## MATERIAL FOR THIS EXERCISE

* BEGIN *

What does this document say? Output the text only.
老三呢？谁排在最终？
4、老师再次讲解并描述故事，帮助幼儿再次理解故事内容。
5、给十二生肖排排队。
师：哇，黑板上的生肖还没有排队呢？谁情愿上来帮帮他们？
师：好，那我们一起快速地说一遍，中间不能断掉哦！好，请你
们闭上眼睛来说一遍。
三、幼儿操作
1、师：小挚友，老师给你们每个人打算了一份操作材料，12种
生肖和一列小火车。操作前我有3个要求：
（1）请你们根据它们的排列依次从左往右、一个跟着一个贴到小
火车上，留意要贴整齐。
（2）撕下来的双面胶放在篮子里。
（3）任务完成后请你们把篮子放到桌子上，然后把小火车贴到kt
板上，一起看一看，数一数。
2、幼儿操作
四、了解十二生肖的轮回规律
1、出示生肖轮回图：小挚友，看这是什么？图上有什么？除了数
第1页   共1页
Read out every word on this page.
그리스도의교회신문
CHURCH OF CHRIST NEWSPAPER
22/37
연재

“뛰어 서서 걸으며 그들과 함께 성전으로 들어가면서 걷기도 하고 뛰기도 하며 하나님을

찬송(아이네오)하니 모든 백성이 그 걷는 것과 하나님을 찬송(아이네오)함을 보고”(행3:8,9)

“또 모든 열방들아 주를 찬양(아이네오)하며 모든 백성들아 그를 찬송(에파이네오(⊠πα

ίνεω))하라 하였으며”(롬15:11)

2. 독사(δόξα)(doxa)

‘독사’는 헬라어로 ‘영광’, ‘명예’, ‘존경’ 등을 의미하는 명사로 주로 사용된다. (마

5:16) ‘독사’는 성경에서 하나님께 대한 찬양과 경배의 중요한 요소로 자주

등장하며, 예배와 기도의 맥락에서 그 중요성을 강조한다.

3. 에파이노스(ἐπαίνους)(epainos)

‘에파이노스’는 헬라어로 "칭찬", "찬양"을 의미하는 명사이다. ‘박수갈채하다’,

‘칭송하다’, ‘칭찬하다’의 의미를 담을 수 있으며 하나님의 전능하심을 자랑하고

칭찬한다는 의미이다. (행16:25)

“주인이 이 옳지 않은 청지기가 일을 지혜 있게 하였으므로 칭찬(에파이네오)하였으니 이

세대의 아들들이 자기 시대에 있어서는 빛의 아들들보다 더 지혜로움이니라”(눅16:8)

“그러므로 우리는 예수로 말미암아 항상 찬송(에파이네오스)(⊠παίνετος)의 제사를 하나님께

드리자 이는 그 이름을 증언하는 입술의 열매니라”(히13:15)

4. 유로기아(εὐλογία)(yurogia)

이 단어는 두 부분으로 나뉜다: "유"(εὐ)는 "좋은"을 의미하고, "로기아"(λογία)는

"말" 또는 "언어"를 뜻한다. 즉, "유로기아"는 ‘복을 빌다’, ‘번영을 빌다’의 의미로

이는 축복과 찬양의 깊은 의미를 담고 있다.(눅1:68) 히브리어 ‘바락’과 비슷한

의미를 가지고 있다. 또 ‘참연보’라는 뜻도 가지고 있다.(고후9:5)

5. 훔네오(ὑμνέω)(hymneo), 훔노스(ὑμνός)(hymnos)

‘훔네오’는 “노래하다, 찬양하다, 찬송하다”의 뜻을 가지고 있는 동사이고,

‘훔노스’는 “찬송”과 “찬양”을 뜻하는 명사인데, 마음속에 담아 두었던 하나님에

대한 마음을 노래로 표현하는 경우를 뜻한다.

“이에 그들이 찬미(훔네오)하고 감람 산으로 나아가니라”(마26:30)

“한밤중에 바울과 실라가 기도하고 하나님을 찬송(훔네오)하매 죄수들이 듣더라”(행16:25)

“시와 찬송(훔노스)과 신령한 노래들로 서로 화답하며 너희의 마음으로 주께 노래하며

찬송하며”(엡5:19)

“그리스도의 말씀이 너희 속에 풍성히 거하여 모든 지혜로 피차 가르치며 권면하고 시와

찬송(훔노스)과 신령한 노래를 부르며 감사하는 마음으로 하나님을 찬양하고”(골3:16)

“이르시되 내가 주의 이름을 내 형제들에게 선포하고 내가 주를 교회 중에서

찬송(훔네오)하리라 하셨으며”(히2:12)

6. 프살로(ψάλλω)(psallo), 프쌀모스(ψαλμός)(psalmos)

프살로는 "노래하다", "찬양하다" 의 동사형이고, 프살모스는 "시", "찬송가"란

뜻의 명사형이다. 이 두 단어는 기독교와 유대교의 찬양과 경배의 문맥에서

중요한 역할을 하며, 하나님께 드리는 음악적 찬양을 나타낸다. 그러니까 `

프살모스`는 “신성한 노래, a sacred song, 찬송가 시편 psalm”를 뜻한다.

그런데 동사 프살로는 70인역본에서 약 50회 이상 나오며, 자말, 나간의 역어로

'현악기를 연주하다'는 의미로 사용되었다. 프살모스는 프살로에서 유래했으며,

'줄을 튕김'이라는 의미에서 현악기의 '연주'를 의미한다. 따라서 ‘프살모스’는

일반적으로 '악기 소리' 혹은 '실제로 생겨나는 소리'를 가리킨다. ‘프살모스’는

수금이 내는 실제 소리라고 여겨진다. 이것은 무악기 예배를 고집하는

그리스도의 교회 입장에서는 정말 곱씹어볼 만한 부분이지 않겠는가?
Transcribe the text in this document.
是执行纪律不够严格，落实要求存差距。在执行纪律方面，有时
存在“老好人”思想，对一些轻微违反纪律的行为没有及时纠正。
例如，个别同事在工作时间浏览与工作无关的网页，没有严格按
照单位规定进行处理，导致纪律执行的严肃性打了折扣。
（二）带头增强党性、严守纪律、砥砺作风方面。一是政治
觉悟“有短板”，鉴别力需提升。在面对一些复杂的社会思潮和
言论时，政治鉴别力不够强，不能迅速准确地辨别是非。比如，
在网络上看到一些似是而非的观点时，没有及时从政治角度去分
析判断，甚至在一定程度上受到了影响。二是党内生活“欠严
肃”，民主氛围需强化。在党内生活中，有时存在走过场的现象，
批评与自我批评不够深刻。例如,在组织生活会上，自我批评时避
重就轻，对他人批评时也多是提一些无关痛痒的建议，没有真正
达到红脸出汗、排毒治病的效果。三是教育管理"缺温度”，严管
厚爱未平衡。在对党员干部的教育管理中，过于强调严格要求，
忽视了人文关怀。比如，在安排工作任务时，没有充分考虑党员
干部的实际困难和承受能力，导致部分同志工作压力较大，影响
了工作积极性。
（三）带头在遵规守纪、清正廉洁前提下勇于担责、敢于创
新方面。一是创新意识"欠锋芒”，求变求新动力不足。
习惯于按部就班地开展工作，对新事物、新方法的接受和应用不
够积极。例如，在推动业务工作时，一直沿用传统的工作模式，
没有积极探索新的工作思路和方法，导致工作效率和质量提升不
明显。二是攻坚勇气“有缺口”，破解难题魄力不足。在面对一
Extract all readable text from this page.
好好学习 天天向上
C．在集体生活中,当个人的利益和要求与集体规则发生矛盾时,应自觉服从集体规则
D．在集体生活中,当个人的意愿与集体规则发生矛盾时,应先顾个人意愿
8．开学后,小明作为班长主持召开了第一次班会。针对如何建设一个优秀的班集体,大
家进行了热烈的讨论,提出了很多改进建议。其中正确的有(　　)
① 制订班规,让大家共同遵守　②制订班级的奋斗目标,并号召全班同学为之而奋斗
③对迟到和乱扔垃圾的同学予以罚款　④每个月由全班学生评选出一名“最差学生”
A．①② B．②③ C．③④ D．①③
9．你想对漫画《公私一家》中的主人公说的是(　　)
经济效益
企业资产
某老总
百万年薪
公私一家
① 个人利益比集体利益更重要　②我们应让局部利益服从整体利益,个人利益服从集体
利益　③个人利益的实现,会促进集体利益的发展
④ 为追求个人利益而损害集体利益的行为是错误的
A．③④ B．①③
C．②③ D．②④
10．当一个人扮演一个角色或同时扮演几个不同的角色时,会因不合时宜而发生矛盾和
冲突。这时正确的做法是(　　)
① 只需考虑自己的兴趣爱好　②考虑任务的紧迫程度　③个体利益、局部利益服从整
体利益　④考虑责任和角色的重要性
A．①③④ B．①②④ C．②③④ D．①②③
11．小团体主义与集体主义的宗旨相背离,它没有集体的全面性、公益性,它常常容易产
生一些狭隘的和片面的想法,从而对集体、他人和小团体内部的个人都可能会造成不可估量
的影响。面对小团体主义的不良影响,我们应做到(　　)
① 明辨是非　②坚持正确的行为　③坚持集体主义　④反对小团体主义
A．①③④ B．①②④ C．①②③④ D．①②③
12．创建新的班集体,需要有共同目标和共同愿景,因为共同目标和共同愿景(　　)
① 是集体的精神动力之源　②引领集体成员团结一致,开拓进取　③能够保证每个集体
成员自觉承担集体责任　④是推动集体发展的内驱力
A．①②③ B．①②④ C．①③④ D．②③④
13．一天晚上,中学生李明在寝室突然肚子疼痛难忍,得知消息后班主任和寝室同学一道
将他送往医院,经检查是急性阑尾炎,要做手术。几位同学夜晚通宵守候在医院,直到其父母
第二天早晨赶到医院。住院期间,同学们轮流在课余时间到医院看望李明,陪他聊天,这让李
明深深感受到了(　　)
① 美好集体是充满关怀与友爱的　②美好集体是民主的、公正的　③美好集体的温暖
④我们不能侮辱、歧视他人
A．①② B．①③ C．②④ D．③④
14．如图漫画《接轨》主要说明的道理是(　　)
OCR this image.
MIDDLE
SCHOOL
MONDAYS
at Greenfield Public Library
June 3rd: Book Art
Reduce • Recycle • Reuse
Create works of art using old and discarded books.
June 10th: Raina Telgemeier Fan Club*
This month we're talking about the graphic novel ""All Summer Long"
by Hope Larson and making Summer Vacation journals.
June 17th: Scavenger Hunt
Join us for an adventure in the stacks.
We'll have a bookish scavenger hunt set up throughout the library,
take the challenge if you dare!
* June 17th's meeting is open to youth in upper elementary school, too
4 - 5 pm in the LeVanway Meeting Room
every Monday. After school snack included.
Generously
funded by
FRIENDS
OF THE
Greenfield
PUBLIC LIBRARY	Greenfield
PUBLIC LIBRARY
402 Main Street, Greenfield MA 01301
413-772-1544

* END *

## WRITTEN INSTRUCTION
Search the lines for "Greenfield". Copy each line that has it.

## EXERCISE RESULT
at Greenfield Public Library
Greenfield
PUBLIC LIBRARY	Greenfield
402 Main Street, Greenfield MA 01301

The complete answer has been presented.